▶ _Directions_: Repeat every record below exactly, omitting any pictures.

▶ _Records provided_:
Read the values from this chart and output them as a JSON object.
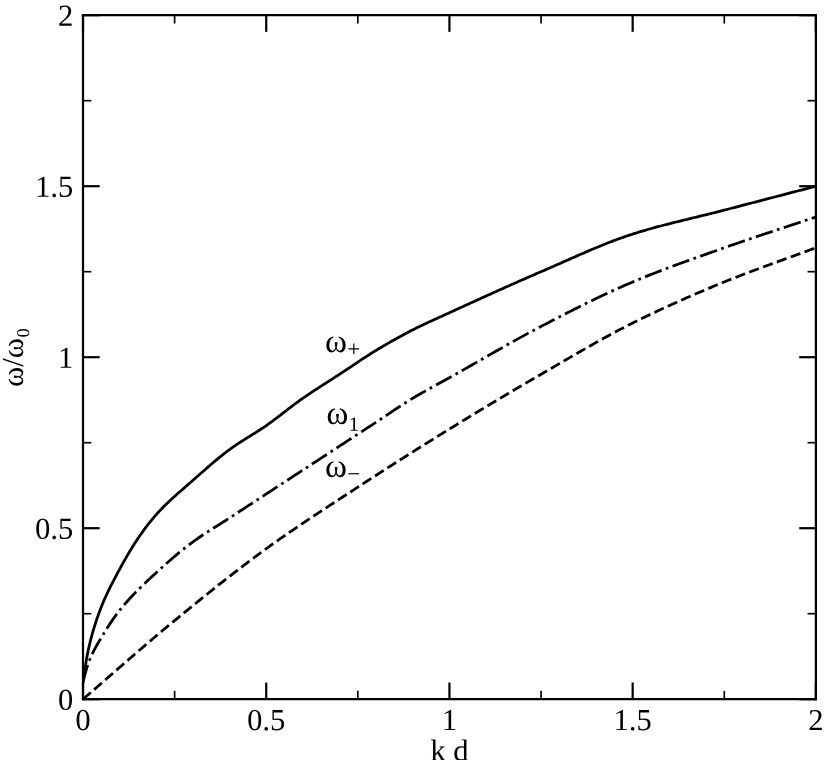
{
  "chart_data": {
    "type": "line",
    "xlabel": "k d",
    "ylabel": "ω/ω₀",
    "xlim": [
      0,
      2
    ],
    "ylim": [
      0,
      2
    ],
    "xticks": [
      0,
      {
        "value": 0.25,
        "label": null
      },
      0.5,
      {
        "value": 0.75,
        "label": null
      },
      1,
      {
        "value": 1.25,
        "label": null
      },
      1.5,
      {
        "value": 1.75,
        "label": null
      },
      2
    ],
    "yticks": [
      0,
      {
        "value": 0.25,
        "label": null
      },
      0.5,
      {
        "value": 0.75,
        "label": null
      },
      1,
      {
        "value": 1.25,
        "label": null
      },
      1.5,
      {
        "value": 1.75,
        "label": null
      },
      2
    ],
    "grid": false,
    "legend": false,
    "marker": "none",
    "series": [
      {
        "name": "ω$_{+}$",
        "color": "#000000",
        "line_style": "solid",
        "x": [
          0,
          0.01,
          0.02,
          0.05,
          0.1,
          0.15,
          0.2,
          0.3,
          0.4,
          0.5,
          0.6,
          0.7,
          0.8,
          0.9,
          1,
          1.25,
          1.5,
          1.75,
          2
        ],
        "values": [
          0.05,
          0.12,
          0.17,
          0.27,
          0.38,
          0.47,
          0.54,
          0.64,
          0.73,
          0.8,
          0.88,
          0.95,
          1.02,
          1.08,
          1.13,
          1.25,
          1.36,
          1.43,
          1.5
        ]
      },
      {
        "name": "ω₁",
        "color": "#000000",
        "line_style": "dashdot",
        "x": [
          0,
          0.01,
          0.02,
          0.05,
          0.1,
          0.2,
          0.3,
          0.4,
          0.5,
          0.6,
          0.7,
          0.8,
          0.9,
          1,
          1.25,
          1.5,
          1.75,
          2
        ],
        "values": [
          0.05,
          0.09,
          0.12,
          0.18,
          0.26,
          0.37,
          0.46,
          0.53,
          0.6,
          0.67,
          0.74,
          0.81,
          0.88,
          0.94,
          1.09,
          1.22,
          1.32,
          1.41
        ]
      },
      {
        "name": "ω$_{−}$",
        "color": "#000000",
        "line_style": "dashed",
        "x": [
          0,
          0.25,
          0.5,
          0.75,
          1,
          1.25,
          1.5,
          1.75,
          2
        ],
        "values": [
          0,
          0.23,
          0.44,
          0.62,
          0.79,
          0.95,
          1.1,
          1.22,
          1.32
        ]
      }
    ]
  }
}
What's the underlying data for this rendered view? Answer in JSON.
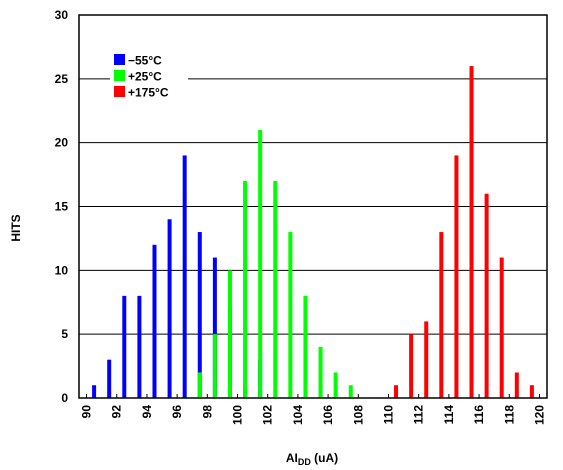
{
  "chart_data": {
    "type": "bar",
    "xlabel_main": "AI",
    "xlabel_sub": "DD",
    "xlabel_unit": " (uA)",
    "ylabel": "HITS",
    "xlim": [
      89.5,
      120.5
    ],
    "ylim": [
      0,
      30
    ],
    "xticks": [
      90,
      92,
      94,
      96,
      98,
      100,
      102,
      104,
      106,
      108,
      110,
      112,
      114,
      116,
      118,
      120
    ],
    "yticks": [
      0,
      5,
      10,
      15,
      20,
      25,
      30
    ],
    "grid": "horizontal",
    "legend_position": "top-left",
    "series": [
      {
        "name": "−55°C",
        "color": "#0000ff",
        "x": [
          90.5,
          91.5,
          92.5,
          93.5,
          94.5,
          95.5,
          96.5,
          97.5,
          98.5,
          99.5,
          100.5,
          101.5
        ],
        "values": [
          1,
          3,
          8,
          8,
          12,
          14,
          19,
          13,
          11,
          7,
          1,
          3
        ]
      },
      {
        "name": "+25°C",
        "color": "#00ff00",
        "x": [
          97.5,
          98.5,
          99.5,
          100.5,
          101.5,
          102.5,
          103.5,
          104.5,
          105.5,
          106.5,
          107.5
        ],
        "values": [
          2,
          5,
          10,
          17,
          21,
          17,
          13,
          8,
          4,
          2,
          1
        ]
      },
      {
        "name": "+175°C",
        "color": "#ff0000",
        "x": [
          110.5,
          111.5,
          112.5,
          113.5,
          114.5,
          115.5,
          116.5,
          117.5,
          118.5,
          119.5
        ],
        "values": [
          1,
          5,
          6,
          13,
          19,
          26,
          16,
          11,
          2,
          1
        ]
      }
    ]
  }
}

▶ _Final result_:
Read the values from this chart and output them as a JSON object.
{
  "chart_data": {
    "type": "line",
    "xlabel": "k d",
    "ylabel": "ω/ω₀",
    "xlim": [
      0,
      2
    ],
    "ylim": [
      0,
      2
    ],
    "xticks": [
      0,
      {
        "value": 0.25,
        "label": null
      },
      0.5,
      {
        "value": 0.75,
        "label": null
      },
      1,
      {
        "value": 1.25,
        "label": null
      },
      1.5,
      {
        "value": 1.75,
        "label": null
      },
      2
    ],
    "yticks": [
      0,
      {
        "value": 0.25,
        "label": null
      },
      0.5,
      {
        "value": 0.75,
        "label": null
      },
      1,
      {
        "value": 1.25,
        "label": null
      },
      1.5,
      {
        "value": 1.75,
        "label": null
      },
      2
    ],
    "grid": false,
    "legend": false,
    "marker": "none",
    "series": [
      {
        "name": "ω$_{+}$",
        "color": "#000000",
        "line_style": "solid",
        "x": [
          0,
          0.01,
          0.02,
          0.05,
          0.1,
          0.15,
          0.2,
          0.3,
          0.4,
          0.5,
          0.6,
          0.7,
          0.8,
          0.9,
          1,
          1.25,
          1.5,
          1.75,
          2
        ],
        "values": [
          0.05,
          0.12,
          0.17,
          0.27,
          0.38,
          0.47,
          0.54,
          0.64,
          0.73,
          0.8,
          0.88,
          0.95,
          1.02,
          1.08,
          1.13,
          1.25,
          1.36,
          1.43,
          1.5
        ]
      },
      {
        "name": "ω₁",
        "color": "#000000",
        "line_style": "dashdot",
        "x": [
          0,
          0.01,
          0.02,
          0.05,
          0.1,
          0.2,
          0.3,
          0.4,
          0.5,
          0.6,
          0.7,
          0.8,
          0.9,
          1,
          1.25,
          1.5,
          1.75,
          2
        ],
        "values": [
          0.05,
          0.09,
          0.12,
          0.18,
          0.26,
          0.37,
          0.46,
          0.53,
          0.6,
          0.67,
          0.74,
          0.81,
          0.88,
          0.94,
          1.09,
          1.22,
          1.32,
          1.41
        ]
      },
      {
        "name": "ω$_{−}$",
        "color": "#000000",
        "line_style": "dashed",
        "x": [
          0,
          0.25,
          0.5,
          0.75,
          1,
          1.25,
          1.5,
          1.75,
          2
        ],
        "values": [
          0,
          0.23,
          0.44,
          0.62,
          0.79,
          0.95,
          1.1,
          1.22,
          1.32
        ]
      }
    ]
  }
}
What's the underlying data for this rendered view? Answer in JSON.
{
  "chart_data": {
    "type": "bar",
    "xlabel_main": "AI",
    "xlabel_sub": "DD",
    "xlabel_unit": " (uA)",
    "ylabel": "HITS",
    "xlim": [
      89.5,
      120.5
    ],
    "ylim": [
      0,
      30
    ],
    "xticks": [
      90,
      92,
      94,
      96,
      98,
      100,
      102,
      104,
      106,
      108,
      110,
      112,
      114,
      116,
      118,
      120
    ],
    "yticks": [
      0,
      5,
      10,
      15,
      20,
      25,
      30
    ],
    "grid": "horizontal",
    "legend_position": "top-left",
    "series": [
      {
        "name": "−55°C",
        "color": "#0000ff",
        "x": [
          90.5,
          91.5,
          92.5,
          93.5,
          94.5,
          95.5,
          96.5,
          97.5,
          98.5,
          99.5,
          100.5,
          101.5
        ],
        "values": [
          1,
          3,
          8,
          8,
          12,
          14,
          19,
          13,
          11,
          7,
          1,
          3
        ]
      },
      {
        "name": "+25°C",
        "color": "#00ff00",
        "x": [
          97.5,
          98.5,
          99.5,
          100.5,
          101.5,
          102.5,
          103.5,
          104.5,
          105.5,
          106.5,
          107.5
        ],
        "values": [
          2,
          5,
          10,
          17,
          21,
          17,
          13,
          8,
          4,
          2,
          1
        ]
      },
      {
        "name": "+175°C",
        "color": "#ff0000",
        "x": [
          110.5,
          111.5,
          112.5,
          113.5,
          114.5,
          115.5,
          116.5,
          117.5,
          118.5,
          119.5
        ],
        "values": [
          1,
          5,
          6,
          13,
          19,
          26,
          16,
          11,
          2,
          1
        ]
      }
    ]
  }
}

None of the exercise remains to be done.